| Aim |
Select all lines in the records that include "marker".

□ □ □

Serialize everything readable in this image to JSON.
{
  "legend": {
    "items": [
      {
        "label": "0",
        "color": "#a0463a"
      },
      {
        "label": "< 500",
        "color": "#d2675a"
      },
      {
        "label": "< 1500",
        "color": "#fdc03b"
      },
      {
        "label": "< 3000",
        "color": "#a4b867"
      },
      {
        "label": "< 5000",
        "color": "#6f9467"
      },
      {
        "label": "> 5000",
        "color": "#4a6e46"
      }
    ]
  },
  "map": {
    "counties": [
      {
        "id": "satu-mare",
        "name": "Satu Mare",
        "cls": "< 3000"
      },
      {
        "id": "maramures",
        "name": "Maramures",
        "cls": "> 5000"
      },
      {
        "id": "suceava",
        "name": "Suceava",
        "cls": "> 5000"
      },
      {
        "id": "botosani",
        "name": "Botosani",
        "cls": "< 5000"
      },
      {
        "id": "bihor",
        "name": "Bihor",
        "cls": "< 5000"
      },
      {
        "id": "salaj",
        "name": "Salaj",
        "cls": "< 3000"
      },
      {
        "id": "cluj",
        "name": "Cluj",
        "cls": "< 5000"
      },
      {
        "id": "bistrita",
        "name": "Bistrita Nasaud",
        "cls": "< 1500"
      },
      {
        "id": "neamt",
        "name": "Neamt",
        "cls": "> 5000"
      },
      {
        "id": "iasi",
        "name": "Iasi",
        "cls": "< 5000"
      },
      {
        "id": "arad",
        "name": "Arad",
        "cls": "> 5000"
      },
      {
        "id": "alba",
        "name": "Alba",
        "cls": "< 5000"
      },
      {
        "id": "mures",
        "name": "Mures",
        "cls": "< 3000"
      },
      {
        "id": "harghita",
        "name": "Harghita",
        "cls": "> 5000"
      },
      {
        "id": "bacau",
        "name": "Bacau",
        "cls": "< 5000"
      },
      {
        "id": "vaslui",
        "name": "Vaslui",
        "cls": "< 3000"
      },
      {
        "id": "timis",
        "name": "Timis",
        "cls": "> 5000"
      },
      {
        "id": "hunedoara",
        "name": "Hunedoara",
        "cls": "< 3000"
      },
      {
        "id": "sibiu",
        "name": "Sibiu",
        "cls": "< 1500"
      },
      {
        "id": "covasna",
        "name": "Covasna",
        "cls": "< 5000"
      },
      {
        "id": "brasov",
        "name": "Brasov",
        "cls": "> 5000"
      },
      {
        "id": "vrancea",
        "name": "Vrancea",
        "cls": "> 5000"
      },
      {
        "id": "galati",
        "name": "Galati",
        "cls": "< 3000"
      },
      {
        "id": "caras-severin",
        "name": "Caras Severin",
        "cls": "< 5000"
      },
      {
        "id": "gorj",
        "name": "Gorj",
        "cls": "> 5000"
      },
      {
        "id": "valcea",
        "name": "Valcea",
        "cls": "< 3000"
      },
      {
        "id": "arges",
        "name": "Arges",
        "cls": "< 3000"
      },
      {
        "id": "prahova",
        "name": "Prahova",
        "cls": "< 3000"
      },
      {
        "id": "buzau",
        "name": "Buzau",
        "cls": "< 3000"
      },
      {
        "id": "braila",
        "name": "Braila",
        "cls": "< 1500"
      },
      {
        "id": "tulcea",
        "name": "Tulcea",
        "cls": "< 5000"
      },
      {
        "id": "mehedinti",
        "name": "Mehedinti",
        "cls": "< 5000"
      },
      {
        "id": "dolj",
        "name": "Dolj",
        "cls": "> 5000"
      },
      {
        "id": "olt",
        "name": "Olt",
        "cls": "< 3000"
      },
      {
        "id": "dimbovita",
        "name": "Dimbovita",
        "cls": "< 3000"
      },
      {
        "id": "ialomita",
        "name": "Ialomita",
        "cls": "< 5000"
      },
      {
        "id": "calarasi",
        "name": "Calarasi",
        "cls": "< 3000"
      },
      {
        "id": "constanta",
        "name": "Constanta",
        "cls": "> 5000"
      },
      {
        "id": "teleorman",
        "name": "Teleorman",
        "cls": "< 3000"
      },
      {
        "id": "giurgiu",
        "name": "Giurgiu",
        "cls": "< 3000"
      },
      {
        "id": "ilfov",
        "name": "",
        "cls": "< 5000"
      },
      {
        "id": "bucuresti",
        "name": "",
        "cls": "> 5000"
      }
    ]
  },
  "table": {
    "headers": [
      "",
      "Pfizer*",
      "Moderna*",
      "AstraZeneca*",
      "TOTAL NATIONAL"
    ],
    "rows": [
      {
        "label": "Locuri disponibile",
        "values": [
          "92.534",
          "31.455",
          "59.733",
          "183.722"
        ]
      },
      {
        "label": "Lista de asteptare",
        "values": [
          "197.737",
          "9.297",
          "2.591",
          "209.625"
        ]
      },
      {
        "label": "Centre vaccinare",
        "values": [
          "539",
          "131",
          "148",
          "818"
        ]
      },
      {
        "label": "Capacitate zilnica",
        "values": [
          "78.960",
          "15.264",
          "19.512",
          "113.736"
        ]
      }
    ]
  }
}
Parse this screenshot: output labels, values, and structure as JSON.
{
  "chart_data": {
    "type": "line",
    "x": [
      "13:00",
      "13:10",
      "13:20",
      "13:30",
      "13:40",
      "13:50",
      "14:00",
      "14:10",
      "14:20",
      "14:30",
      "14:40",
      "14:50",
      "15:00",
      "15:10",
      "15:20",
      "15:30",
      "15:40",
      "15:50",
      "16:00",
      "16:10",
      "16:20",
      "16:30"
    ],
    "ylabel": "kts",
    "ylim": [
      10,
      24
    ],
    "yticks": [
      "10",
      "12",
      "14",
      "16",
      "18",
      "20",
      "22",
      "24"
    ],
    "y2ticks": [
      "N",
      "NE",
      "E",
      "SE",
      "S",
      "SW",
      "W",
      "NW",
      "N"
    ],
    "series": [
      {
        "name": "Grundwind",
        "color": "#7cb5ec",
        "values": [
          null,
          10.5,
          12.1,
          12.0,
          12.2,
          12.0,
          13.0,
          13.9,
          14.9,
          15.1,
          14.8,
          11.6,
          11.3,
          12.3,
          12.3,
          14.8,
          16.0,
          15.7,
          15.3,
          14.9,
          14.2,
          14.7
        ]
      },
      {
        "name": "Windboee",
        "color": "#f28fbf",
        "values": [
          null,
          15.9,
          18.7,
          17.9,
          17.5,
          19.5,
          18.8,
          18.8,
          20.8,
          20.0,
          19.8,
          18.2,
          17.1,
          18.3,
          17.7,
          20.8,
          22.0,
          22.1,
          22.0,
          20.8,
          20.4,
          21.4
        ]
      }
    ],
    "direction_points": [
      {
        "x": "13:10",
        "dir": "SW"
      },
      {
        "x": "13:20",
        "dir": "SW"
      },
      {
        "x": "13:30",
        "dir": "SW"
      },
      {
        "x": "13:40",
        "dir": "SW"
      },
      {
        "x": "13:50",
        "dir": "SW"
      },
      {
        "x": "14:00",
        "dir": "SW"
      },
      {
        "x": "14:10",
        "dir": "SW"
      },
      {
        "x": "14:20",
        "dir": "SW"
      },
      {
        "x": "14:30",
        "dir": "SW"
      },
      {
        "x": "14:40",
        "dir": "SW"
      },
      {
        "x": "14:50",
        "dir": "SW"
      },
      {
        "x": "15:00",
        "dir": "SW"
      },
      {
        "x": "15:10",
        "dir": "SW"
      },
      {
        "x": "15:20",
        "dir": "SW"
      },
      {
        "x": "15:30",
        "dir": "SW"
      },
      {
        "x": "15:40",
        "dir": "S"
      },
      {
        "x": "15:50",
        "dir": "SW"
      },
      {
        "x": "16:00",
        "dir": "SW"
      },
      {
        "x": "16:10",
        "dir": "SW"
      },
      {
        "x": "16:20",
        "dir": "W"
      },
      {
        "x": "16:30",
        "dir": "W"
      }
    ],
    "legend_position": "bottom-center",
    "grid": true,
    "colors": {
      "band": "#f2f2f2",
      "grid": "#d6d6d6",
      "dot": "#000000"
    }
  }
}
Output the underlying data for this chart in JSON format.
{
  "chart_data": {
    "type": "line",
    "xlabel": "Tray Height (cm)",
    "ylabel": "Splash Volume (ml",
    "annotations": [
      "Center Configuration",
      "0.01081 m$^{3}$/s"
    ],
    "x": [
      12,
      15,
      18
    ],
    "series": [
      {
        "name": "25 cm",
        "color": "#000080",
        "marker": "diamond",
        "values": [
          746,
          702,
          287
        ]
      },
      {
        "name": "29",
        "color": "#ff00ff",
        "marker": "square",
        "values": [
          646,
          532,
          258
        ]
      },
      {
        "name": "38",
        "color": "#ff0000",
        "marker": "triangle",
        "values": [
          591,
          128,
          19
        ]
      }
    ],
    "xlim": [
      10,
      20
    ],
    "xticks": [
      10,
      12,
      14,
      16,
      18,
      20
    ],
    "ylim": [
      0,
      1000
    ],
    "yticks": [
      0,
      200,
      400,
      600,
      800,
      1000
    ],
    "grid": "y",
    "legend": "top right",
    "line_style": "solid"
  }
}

□ □ □

| Answer to this task |
        "marker": "diamond",
        "marker": "square",
        "marker": "triangle",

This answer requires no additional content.